◆ **REQUIRED TASK**
Show only lines that include "Monday".

◆ **EXTRACTED DATA**
* START *

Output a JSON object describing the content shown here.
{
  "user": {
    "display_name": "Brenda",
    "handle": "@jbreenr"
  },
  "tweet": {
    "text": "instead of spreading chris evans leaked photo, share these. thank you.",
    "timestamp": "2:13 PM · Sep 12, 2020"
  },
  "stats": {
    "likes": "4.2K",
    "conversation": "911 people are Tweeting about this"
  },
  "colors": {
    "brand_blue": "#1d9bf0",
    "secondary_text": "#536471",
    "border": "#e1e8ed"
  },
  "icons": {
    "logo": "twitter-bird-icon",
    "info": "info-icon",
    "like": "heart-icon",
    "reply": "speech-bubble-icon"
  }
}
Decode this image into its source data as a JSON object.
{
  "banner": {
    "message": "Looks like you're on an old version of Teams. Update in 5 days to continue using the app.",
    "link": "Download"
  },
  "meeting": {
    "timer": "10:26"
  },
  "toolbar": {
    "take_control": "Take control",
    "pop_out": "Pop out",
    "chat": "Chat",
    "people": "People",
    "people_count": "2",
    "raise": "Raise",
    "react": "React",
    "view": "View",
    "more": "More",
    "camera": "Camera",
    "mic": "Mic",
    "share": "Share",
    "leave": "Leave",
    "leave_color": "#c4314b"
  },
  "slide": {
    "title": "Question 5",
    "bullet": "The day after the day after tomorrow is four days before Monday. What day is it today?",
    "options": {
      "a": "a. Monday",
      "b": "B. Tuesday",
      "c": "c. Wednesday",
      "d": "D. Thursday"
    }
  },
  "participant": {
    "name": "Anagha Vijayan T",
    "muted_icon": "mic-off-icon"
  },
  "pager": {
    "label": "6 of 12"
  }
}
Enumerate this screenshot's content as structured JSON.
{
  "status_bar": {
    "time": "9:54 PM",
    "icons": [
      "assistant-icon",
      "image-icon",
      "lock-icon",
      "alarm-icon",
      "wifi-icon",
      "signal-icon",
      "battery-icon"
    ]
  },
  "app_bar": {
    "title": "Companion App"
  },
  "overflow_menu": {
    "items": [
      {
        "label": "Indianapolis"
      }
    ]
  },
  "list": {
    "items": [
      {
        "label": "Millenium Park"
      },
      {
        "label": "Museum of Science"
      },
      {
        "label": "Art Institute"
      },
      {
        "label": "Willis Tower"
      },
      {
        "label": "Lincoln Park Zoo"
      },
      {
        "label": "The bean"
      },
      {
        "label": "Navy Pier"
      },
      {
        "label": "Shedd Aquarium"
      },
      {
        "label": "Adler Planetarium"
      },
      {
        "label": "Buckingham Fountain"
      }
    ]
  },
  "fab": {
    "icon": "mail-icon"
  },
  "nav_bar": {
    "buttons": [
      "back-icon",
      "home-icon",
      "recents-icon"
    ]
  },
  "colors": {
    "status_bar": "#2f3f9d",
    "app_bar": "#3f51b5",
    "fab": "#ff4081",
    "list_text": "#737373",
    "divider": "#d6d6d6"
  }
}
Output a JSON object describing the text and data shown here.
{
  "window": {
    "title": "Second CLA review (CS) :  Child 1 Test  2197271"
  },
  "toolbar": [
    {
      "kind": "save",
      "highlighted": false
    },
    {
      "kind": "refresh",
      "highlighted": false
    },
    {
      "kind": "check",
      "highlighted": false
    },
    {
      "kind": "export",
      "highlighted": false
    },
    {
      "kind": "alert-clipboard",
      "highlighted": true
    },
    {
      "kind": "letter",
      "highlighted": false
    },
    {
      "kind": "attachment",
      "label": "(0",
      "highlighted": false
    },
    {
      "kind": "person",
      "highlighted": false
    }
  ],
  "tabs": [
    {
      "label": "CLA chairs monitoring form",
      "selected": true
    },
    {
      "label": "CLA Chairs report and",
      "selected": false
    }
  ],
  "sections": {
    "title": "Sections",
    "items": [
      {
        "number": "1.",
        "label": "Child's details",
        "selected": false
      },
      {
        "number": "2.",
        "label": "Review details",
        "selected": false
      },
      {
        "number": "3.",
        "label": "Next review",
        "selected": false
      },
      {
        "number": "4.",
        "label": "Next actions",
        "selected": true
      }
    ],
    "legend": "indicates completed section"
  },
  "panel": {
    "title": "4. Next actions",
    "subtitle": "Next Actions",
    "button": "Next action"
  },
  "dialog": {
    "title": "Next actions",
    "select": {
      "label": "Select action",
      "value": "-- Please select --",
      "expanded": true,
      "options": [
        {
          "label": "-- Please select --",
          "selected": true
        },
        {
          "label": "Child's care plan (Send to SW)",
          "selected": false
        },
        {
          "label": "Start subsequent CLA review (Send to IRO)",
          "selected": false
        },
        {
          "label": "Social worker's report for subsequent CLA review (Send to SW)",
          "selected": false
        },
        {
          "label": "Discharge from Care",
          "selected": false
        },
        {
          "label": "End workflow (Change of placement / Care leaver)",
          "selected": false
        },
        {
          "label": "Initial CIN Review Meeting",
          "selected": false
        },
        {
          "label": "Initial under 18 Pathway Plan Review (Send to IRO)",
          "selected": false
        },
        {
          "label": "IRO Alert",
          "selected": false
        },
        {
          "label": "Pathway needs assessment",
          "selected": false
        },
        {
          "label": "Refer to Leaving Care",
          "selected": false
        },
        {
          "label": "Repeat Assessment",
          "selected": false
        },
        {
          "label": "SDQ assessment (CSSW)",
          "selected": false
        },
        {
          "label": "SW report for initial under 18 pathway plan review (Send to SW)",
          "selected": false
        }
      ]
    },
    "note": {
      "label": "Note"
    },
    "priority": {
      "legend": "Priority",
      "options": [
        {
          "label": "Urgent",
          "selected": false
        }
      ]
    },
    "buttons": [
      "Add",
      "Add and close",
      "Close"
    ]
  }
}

* END *

◆ **SOLUTION TO THIS TASK**
    "bullet": "The day after the day after tomorrow is four days before Monday. What day is it today?",
      "a": "a. Monday",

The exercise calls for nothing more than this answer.